Layout rows
[START]

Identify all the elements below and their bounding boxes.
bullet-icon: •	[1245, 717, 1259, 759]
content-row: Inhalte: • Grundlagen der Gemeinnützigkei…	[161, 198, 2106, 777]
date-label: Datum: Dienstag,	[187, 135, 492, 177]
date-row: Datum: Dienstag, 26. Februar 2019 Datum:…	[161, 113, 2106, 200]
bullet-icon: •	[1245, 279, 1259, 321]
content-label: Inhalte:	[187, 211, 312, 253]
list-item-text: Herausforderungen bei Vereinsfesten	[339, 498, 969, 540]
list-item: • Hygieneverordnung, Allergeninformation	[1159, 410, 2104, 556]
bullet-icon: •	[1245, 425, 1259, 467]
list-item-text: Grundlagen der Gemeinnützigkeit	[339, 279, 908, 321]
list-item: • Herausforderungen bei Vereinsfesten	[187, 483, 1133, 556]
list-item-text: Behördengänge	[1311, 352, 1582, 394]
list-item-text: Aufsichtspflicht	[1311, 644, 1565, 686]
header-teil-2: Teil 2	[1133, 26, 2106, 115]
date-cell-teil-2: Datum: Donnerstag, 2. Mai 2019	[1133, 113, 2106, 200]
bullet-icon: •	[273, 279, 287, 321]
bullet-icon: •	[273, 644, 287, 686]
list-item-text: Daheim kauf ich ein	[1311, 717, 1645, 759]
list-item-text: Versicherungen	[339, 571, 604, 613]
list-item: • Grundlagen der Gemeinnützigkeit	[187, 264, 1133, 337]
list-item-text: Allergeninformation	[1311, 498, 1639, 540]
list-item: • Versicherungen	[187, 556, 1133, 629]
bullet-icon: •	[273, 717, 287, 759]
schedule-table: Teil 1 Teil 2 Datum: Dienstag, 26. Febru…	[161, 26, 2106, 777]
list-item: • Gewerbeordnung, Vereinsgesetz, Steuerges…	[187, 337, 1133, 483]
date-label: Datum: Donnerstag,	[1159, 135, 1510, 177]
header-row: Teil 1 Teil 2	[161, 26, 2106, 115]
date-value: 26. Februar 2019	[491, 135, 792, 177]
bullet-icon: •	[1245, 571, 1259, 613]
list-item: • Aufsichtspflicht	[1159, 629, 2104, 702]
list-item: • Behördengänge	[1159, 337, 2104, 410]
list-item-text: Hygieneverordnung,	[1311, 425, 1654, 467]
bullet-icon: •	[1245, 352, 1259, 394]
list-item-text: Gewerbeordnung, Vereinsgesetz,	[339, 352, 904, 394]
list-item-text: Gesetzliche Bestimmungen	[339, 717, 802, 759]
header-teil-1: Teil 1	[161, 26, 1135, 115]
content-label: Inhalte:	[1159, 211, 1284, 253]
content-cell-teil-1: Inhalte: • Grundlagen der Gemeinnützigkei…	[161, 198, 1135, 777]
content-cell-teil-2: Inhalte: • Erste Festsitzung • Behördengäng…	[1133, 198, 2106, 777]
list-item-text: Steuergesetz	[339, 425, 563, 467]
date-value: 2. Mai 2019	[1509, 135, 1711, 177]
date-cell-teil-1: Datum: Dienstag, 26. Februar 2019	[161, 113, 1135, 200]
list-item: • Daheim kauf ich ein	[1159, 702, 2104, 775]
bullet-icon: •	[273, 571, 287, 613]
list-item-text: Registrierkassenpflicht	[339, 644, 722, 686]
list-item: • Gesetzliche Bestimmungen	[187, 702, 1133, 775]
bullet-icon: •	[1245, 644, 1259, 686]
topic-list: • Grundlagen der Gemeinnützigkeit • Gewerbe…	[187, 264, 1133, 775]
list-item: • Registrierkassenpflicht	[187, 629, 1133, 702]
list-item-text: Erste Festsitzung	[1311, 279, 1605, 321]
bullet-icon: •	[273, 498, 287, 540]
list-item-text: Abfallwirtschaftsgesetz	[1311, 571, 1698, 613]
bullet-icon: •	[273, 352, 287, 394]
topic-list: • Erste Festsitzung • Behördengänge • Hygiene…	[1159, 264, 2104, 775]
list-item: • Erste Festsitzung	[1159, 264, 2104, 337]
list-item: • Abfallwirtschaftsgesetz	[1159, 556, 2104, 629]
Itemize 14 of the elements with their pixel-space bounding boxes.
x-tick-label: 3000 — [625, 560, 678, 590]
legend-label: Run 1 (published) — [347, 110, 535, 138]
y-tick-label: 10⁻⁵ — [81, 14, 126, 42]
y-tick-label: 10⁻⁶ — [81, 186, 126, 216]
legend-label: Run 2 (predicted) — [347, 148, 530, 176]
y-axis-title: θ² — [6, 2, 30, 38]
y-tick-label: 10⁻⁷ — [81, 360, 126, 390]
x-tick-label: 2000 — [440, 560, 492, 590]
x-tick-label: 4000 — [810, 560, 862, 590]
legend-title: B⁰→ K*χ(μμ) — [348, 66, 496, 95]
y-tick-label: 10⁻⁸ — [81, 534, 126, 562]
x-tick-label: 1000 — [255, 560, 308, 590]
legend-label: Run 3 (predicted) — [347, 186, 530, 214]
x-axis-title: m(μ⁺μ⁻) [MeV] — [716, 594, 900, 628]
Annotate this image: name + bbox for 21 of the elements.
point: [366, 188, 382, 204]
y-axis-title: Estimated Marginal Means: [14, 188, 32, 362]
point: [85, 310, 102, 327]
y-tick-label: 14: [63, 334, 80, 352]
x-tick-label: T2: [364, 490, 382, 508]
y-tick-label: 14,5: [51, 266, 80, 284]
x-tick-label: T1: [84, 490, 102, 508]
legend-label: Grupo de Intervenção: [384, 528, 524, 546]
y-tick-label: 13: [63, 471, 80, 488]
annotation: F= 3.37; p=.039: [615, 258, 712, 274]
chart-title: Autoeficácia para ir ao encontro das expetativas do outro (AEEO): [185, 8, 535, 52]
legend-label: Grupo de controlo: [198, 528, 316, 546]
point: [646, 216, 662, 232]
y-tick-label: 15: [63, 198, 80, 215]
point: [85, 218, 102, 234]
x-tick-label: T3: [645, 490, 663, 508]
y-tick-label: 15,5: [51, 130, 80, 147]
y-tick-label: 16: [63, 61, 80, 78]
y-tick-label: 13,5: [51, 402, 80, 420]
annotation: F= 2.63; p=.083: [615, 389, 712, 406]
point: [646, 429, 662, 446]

[END]

Task requirements
Copy out the rows above again, changing every "bullet-icon" to "bullet-symbol" and keeping everything else the same.

Result of this task
Identify all the elements below and their bounding boxes.
bullet-symbol: •	[1245, 717, 1259, 759]
content-row: Inhalte: • Grundlagen der Gemeinnützigkei…	[161, 198, 2106, 777]
date-label: Datum: Dienstag,	[187, 135, 492, 177]
date-row: Datum: Dienstag, 26. Februar 2019 Datum:…	[161, 113, 2106, 200]
bullet-symbol: •	[1245, 279, 1259, 321]
content-label: Inhalte:	[187, 211, 312, 253]
list-item-text: Herausforderungen bei Vereinsfesten	[339, 498, 969, 540]
list-item: • Hygieneverordnung, Allergeninformation	[1159, 410, 2104, 556]
bullet-symbol: •	[1245, 425, 1259, 467]
list-item-text: Grundlagen der Gemeinnützigkeit	[339, 279, 908, 321]
list-item: • Herausforderungen bei Vereinsfesten	[187, 483, 1133, 556]
list-item-text: Behördengänge	[1311, 352, 1582, 394]
list-item-text: Aufsichtspflicht	[1311, 644, 1565, 686]
header-teil-2: Teil 2	[1133, 26, 2106, 115]
date-cell-teil-2: Datum: Donnerstag, 2. Mai 2019	[1133, 113, 2106, 200]
bullet-symbol: •	[273, 279, 287, 321]
bullet-symbol: •	[273, 644, 287, 686]
list-item-text: Daheim kauf ich ein	[1311, 717, 1645, 759]
list-item-text: Versicherungen	[339, 571, 604, 613]
list-item: • Grundlagen der Gemeinnützigkeit	[187, 264, 1133, 337]
list-item-text: Allergeninformation	[1311, 498, 1639, 540]
list-item: • Versicherungen	[187, 556, 1133, 629]
bullet-symbol: •	[273, 717, 287, 759]
schedule-table: Teil 1 Teil 2 Datum: Dienstag, 26. Febru…	[161, 26, 2106, 777]
list-item: • Gewerbeordnung, Vereinsgesetz, Steuerges…	[187, 337, 1133, 483]
date-label: Datum: Donnerstag,	[1159, 135, 1510, 177]
header-row: Teil 1 Teil 2	[161, 26, 2106, 115]
date-value: 26. Februar 2019	[491, 135, 792, 177]
bullet-symbol: •	[1245, 571, 1259, 613]
list-item: • Aufsichtspflicht	[1159, 629, 2104, 702]
list-item: • Behördengänge	[1159, 337, 2104, 410]
list-item-text: Hygieneverordnung,	[1311, 425, 1654, 467]
bullet-symbol: •	[1245, 352, 1259, 394]
list-item-text: Gewerbeordnung, Vereinsgesetz,	[339, 352, 904, 394]
list-item-text: Gesetzliche Bestimmungen	[339, 717, 802, 759]
header-teil-1: Teil 1	[161, 26, 1135, 115]
content-label: Inhalte:	[1159, 211, 1284, 253]
content-cell-teil-1: Inhalte: • Grundlagen der Gemeinnützigkei…	[161, 198, 1135, 777]
content-cell-teil-2: Inhalte: • Erste Festsitzung • Behördengäng…	[1133, 198, 2106, 777]
list-item-text: Steuergesetz	[339, 425, 563, 467]
date-value: 2. Mai 2019	[1509, 135, 1711, 177]
date-cell-teil-1: Datum: Dienstag, 26. Februar 2019	[161, 113, 1135, 200]
list-item: • Daheim kauf ich ein	[1159, 702, 2104, 775]
bullet-symbol: •	[273, 571, 287, 613]
list-item-text: Registrierkassenpflicht	[339, 644, 722, 686]
list-item: • Gesetzliche Bestimmungen	[187, 702, 1133, 775]
bullet-symbol: •	[1245, 644, 1259, 686]
topic-list: • Grundlagen der Gemeinnützigkeit • Gewerbe…	[187, 264, 1133, 775]
list-item: • Registrierkassenpflicht	[187, 629, 1133, 702]
list-item-text: Erste Festsitzung	[1311, 279, 1605, 321]
bullet-symbol: •	[273, 498, 287, 540]
list-item-text: Abfallwirtschaftsgesetz	[1311, 571, 1698, 613]
bullet-symbol: •	[273, 352, 287, 394]
topic-list: • Erste Festsitzung • Behördengänge • Hygiene…	[1159, 264, 2104, 775]
list-item: • Erste Festsitzung	[1159, 264, 2104, 337]
list-item: • Abfallwirtschaftsgesetz	[1159, 556, 2104, 629]
Itemize 14 of the elements with their pixel-space bounding boxes.
x-tick-label: 3000 — [625, 560, 678, 590]
legend-label: Run 1 (published) — [347, 110, 535, 138]
y-tick-label: 10⁻⁵ — [81, 14, 126, 42]
y-tick-label: 10⁻⁶ — [81, 186, 126, 216]
legend-label: Run 2 (predicted) — [347, 148, 530, 176]
y-axis-title: θ² — [6, 2, 30, 38]
y-tick-label: 10⁻⁷ — [81, 360, 126, 390]
x-tick-label: 2000 — [440, 560, 492, 590]
x-tick-label: 4000 — [810, 560, 862, 590]
legend-title: B⁰→ K*χ(μμ) — [348, 66, 496, 95]
y-tick-label: 10⁻⁸ — [81, 534, 126, 562]
x-tick-label: 1000 — [255, 560, 308, 590]
legend-label: Run 3 (predicted) — [347, 186, 530, 214]
x-axis-title: m(μ⁺μ⁻) [MeV] — [716, 594, 900, 628]
Annotate this image: name + bbox for 21 of the elements.
point: [366, 188, 382, 204]
y-axis-title: Estimated Marginal Means: [14, 188, 32, 362]
point: [85, 310, 102, 327]
y-tick-label: 14: [63, 334, 80, 352]
x-tick-label: T2: [364, 490, 382, 508]
y-tick-label: 14,5: [51, 266, 80, 284]
x-tick-label: T1: [84, 490, 102, 508]
legend-label: Grupo de Intervenção: [384, 528, 524, 546]
y-tick-label: 13: [63, 471, 80, 488]
annotation: F= 3.37; p=.039: [615, 258, 712, 274]
chart-title: Autoeficácia para ir ao encontro das expetativas do outro (AEEO): [185, 8, 535, 52]
legend-label: Grupo de controlo: [198, 528, 316, 546]
point: [646, 216, 662, 232]
y-tick-label: 15: [63, 198, 80, 215]
point: [85, 218, 102, 234]
x-tick-label: T3: [645, 490, 663, 508]
y-tick-label: 15,5: [51, 130, 80, 147]
y-tick-label: 16: [63, 61, 80, 78]
y-tick-label: 13,5: [51, 402, 80, 420]
annotation: F= 2.63; p=.083: [615, 389, 712, 406]
point: [646, 429, 662, 446]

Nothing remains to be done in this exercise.